# Task to carry out
Filter out all lines without the word "common" from the data below, please, and copy the rest.

--- Given entries Enclosed Below ---

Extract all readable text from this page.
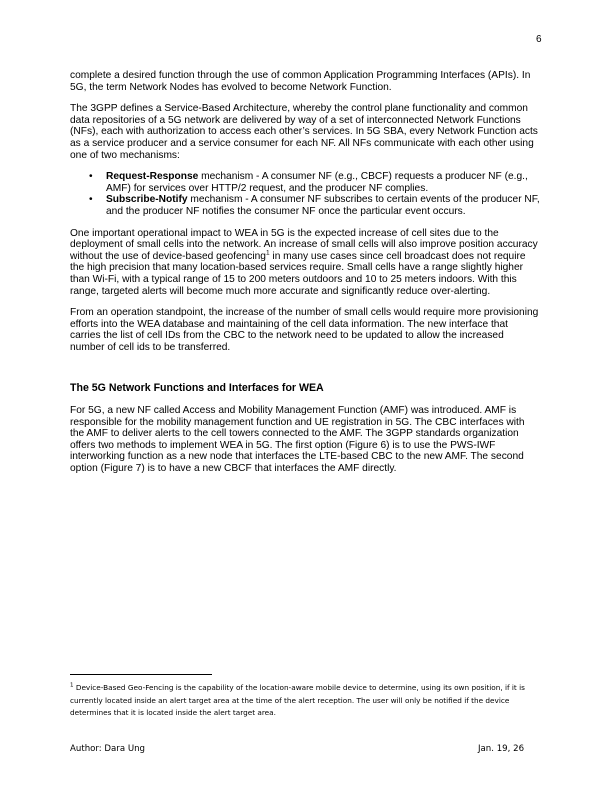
6

complete a desired function through the use of common Application Programming Interfaces (APIs). In 5G, the term Network Nodes has evolved to become Network Function.

The 3GPP defines a Service-Based Architecture, whereby the control plane functionality and common data repositories of a 5G network are delivered by way of a set of interconnected Network Functions (NFs), each with authorization to access each other’s services. In 5G SBA, every Network Function acts as a service producer and a service consumer for each NF. All NFs communicate with each other using one of two mechanisms:

• Request-Response mechanism - A consumer NF (e.g., CBCF) requests a producer NF (e.g., AMF) for services over HTTP/2 request, and the producer NF complies.
• Subscribe-Notify mechanism - A consumer NF subscribes to certain events of the producer NF, and the producer NF notifies the consumer NF once the particular event occurs.

One important operational impact to WEA in 5G is the expected increase of cell sites due to the deployment of small cells into the network. An increase of small cells will also improve position accuracy without the use of device-based geofencing$^1$ in many use cases since cell broadcast does not require the high precision that many location-based services require. Small cells have a range slightly higher than Wi-Fi, with a typical range of 15 to 200 meters outdoors and 10 to 25 meters indoors. With this range, targeted alerts will become much more accurate and significantly reduce over-alerting.

From an operation standpoint, the increase of the number of small cells would require more provisioning efforts into the WEA database and maintaining of the cell data information. The new interface that carries the list of cell IDs from the CBC to the network need to be updated to allow the increased number of cell ids to be transferred.

The 5G Network Functions and Interfaces for WEA

For 5G, a new NF called Access and Mobility Management Function (AMF) was introduced. AMF is responsible for the mobility management function and UE registration in 5G. The CBC interfaces with the AMF to deliver alerts to the cell towers connected to the AMF. The 3GPP standards organization offers two methods to implement WEA in 5G. The first option (Figure 6) is to use the PWS-IWF interworking function as a new node that interfaces the LTE-based CBC to the new AMF. The second option (Figure 7) is to have a new CBCF that interfaces the AMF directly.

$^1$ Device-Based Geo-Fencing is the capability of the location-aware mobile device to determine, using its own position, if it is currently located inside an alert target area at the time of the alert reception. The user will only be notified if the device determines that it is located inside the alert target area.
Author: Dara Ung	Jan. 19, 26
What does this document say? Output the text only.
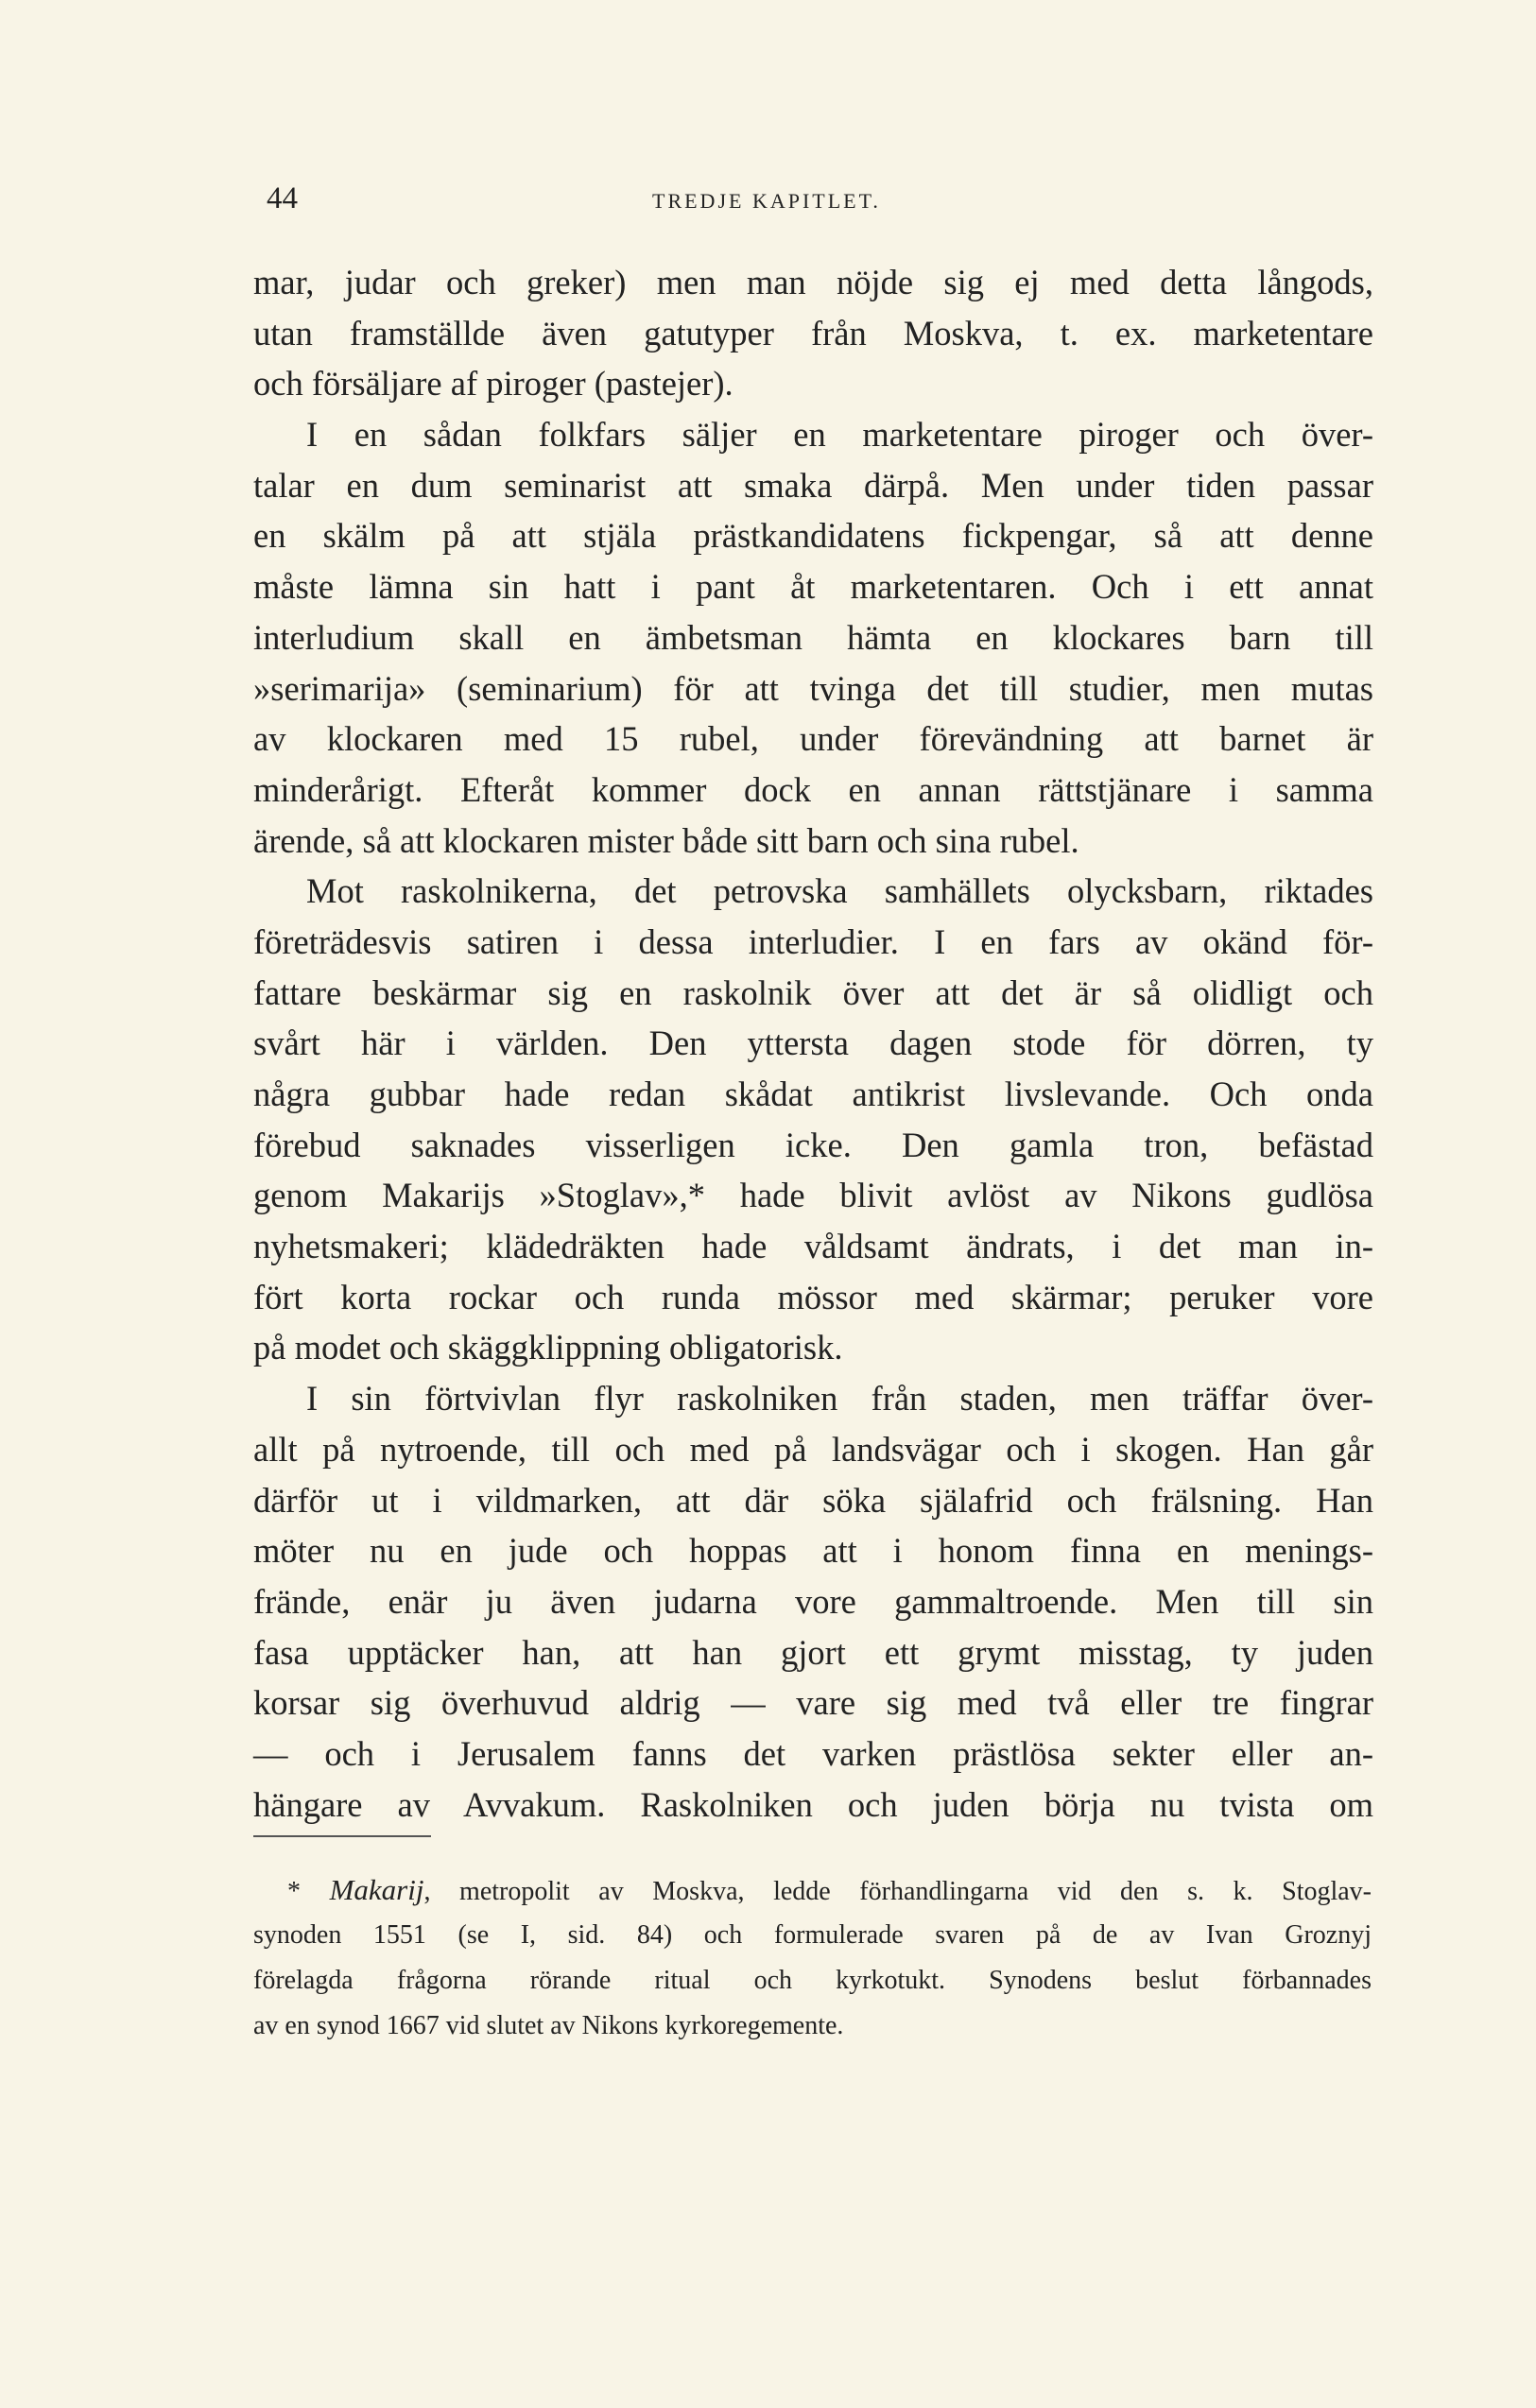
44	TREDJE KAPITLET.
mar, judar och greker) men man nöjde sig ej med detta långods,
utan framställde även gatutyper från Moskva, t. ex. marketentare
och försäljare af piroger (pastejer).
I en sådan folkfars säljer en marketentare piroger och över-
talar en dum seminarist att smaka därpå. Men under tiden passar
en skälm på att stjäla prästkandidatens fickpengar, så att denne
måste lämna sin hatt i pant åt marketentaren. Och i ett annat
interludium skall en ämbetsman hämta en klockares barn till
»serimarija» (seminarium) för att tvinga det till studier, men mutas
av klockaren med 15 rubel, under förevändning att barnet är
minderårigt. Efteråt kommer dock en annan rättstjänare i samma
ärende, så att klockaren mister både sitt barn och sina rubel.
Mot raskolnikerna, det petrovska samhällets olycksbarn, riktades
företrädesvis satiren i dessa interludier. I en fars av okänd för-
fattare beskärmar sig en raskolnik över att det är så olidligt och
svårt här i världen. Den yttersta dagen stode för dörren, ty
några gubbar hade redan skådat antikrist livslevande. Och onda
förebud saknades visserligen icke. Den gamla tron, befästad
genom Makarijs »Stoglav»,* hade blivit avlöst av Nikons gudlösa
nyhetsmakeri; klädedräkten hade våldsamt ändrats, i det man in-
fört korta rockar och runda mössor med skärmar; peruker vore
på modet och skäggklippning obligatorisk.
I sin förtvivlan flyr raskolniken från staden, men träffar över-
allt på nytroende, till och med på landsvägar och i skogen. Han går
därför ut i vildmarken, att där söka själafrid och frälsning. Han
möter nu en jude och hoppas att i honom finna en menings-
frände, enär ju även judarna vore gammaltroende. Men till sin
fasa upptäcker han, att han gjort ett grymt misstag, ty juden
korsar sig överhuvud aldrig — vare sig med två eller tre fingrar
— och i Jerusalem fanns det varken prästlösa sekter eller an-
hängare av Avvakum. Raskolniken och juden börja nu tvista om
* Makarij, metropolit av Moskva, ledde förhandlingarna vid den s. k. Stoglav-
synoden 1551 (se I, sid. 84) och formulerade svaren på de av Ivan Groznyj
förelagda frågorna rörande ritual och kyrkotukt. Synodens beslut förbannades
av en synod 1667 vid slutet av Nikons kyrkoregemente.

--- End of Enclosed Given entries ---

# Exercise response
complete a desired function through the use of common Application Programming Interfaces (APIs). In 5G, the term Network Nodes has evolved to become Network Function.
The 3GPP defines a Service-Based Architecture, whereby the control plane functionality and common data repositories of a 5G network are delivered by way of a set of interconnected Network Functions (NFs), each with authorization to access each other’s services. In 5G SBA, every Network Function acts as a service producer and a service consumer for each NF. All NFs communicate with each other using one of two mechanisms:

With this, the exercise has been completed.